THE DATA:

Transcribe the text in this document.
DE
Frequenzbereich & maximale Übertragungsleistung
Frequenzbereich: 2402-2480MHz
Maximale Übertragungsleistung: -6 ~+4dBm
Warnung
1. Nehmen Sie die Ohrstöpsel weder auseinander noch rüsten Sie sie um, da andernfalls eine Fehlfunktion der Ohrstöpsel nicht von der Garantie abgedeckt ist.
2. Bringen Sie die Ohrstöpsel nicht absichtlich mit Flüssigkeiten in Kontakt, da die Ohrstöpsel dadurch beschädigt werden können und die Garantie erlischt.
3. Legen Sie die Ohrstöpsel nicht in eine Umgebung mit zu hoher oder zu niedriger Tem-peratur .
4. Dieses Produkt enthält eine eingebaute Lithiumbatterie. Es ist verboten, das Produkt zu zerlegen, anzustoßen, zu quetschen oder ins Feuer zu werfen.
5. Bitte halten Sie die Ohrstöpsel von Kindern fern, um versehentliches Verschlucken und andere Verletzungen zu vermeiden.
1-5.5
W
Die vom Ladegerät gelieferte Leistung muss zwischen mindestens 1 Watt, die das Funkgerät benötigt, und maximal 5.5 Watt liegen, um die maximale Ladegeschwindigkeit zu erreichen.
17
==
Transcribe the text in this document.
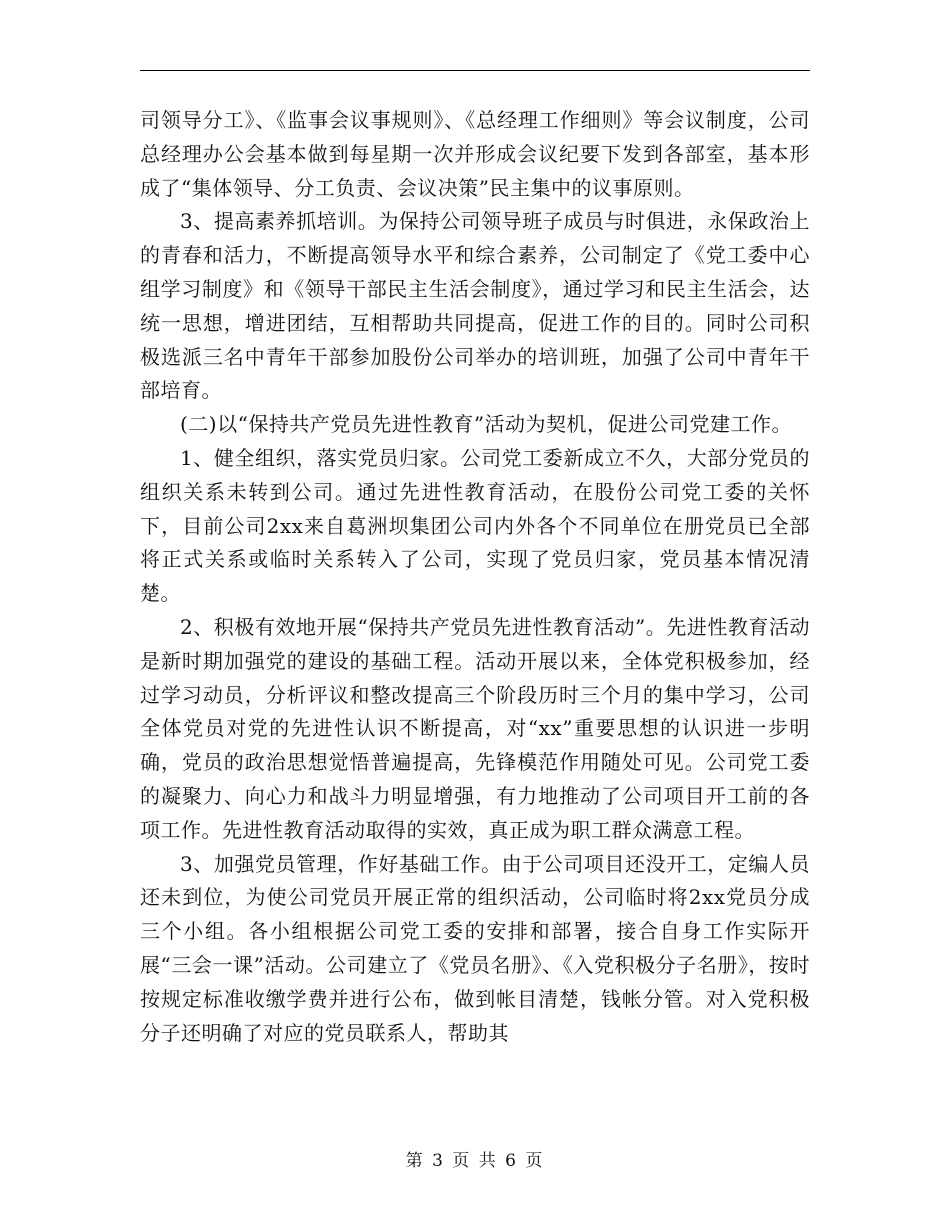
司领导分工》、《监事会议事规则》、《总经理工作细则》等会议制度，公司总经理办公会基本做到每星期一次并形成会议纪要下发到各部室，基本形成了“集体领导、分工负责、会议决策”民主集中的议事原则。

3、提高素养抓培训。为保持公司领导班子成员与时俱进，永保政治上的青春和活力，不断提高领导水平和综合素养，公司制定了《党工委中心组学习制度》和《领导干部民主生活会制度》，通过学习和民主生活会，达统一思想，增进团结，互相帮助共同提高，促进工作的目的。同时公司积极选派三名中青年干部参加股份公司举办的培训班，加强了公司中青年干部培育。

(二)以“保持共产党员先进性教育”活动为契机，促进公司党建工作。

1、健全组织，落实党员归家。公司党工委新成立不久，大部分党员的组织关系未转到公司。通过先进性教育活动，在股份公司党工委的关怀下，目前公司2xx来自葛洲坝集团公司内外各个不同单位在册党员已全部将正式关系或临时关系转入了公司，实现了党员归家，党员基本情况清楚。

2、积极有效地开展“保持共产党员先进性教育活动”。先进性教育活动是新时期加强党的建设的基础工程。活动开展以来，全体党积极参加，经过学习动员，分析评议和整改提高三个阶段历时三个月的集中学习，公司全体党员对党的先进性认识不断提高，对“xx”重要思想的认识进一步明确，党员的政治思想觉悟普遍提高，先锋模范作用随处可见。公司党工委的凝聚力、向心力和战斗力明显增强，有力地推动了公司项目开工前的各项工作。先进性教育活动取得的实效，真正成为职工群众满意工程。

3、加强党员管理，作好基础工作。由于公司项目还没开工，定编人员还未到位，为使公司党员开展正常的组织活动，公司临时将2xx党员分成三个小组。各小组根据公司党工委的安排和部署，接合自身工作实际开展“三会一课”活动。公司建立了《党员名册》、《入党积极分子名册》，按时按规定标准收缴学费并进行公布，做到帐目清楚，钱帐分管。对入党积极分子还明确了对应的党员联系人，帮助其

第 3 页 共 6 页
* * *
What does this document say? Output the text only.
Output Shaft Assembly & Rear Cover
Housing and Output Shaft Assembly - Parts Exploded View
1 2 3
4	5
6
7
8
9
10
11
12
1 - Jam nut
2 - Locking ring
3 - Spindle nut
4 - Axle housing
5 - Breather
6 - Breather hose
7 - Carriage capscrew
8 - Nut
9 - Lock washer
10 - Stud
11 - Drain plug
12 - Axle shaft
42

DO THIS:
Go through the material above and count the lines that contain "Frequenzbereich"; give that number alone.

SOLUTION TO THIS EXERCISE:
2